Excerpt:
......

Terra & The Luna-tics

Crypto Opportunity or Graveyard

Manias come and go. And then they come back again.

How unfortunate that this whole Terra-Luna fiasco would come while crypto is in one of its typical correction phases that have everyone calling for its demise, if not TEOTWAWKI, bringing both shame and heightened criticism from those who would clamp down on the future of finance that is trying to form legitimate pathways to credibility.

And yet, it's such a classic case of ego prevailing -- until it doesn't -- that I believe we can actually take comfort from the fact that some crypto has merely gone sideways near the troughs that had been forming prior to this blowup anyway. 

Bitcoin is still bouncing around 30k and Ether is doing the same dance around 2k that it was doing long before news of the Luna crash hit. And this despite the connection that the egomaniac of the moment, Do Kwan, tried to establish between his ponzi coin and Bitcoin to give himself the backing that he surely knew his project was lacking to begin with.

......

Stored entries
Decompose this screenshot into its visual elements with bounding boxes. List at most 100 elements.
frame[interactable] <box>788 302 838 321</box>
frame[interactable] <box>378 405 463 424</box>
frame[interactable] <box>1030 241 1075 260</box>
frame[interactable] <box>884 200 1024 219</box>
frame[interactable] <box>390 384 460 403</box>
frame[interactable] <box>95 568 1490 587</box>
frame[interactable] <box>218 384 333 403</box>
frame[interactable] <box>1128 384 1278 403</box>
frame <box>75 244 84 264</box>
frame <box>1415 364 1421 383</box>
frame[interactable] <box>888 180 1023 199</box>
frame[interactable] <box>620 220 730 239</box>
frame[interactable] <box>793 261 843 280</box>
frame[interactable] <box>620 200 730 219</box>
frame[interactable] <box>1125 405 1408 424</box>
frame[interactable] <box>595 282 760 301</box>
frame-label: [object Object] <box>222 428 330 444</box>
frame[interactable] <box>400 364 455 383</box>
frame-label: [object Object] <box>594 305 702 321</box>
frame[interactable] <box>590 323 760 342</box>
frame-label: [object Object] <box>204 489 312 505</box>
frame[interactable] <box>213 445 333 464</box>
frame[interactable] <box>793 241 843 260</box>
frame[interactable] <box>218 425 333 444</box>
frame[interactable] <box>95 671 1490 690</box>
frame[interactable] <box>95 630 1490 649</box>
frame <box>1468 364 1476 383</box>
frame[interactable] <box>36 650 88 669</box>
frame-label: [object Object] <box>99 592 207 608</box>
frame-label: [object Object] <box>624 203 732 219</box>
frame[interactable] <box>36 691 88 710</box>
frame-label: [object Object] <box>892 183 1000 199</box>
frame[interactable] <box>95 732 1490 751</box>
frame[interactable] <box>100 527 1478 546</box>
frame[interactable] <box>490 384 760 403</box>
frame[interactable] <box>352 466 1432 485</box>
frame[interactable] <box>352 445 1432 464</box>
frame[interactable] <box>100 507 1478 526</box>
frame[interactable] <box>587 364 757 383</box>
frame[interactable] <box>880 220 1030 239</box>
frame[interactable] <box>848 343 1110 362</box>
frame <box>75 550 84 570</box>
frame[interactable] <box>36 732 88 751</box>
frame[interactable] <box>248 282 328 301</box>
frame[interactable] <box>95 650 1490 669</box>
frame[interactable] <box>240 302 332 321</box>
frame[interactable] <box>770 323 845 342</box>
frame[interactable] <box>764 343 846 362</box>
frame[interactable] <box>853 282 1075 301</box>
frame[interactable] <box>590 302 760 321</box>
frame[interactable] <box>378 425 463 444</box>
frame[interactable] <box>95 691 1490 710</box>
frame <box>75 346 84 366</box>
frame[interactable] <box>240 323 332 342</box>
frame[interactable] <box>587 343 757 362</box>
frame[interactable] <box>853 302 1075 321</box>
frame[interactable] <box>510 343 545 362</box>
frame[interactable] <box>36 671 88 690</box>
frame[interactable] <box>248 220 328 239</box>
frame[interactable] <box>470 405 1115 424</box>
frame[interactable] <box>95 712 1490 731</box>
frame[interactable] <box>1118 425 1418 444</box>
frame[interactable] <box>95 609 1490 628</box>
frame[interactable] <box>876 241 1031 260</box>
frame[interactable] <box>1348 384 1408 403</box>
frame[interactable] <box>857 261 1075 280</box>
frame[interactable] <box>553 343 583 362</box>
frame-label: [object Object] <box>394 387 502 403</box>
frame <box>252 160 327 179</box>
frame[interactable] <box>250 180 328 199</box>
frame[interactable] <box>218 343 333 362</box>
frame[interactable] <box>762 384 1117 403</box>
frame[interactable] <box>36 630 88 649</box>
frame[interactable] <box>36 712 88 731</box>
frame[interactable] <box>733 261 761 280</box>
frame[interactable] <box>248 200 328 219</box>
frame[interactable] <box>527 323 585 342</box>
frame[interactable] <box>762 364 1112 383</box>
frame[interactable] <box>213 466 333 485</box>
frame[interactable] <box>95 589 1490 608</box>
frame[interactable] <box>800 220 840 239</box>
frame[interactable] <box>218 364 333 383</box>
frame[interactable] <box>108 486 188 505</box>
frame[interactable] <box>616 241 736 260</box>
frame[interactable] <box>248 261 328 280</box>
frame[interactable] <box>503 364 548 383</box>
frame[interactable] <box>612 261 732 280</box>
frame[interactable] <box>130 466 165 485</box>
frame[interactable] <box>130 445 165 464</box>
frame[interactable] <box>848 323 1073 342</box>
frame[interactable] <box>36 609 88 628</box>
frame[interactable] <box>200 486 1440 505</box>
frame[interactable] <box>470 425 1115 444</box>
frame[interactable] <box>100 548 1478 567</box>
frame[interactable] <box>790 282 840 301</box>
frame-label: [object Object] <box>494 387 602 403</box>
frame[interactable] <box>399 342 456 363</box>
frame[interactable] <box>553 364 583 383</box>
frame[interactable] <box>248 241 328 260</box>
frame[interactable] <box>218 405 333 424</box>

......

Directive 1:
According to the Terra-Luna commentary, around what level is Bitcoin still bouncing?
Directive 2:
Carry on with the Terra-Luna commentary, starting right after its last sentence.
The entries are separate material and have no connection to the Terra-Luna commentary.

Right answer 1:
Bitcoin is still bouncing around 30k.

Right answer 2:
Those of us who lived through similar manias like the Enron scandal, in which Jeffrey Skilling played the Do Kwan part, cleverly setting up derivatives within a House of Cards structure, can appreciate the way these monetary engineering schemes can hurt real people and blow grenade-like holes in markets -- and yet pass into the history books, even if they leave us no wiser from the wear to resist their next incarnation when it comes along 20 years later...

Back around Y2K, it was actually believed that investors could reap double digit interest payments from oil "players" claiming to move energy around "efficiently" on the grid. How's that working for Texas, the land of Enron, 20 years on from the scandal, where the creaky grid there can't even deal with weather in winter or summer to merely keep people alive in the America of the 21st century...? 

The answer, sadly, is about as well as Do Kwan's "algorithms" that were going to pay investors an interest rate of 20% for "staking" one virtual digit against another -- this time on an electronic grid as creaky as the Enron energy House of Clubs... 

 

As stated, this is unfortunate for crypto as it tarnishes both its reputation and valuation at a time when it's vulnerable in an ongoing price consolidation anyway. And surely it will give the Elizabeth Warren's of the Washington world some further (temporary) amunition in their crusade to stop the blockchain from usurping their and Tradfi's stranglehold on monetary power. 

But as also stated, these moments come and go. This, too, shall pass.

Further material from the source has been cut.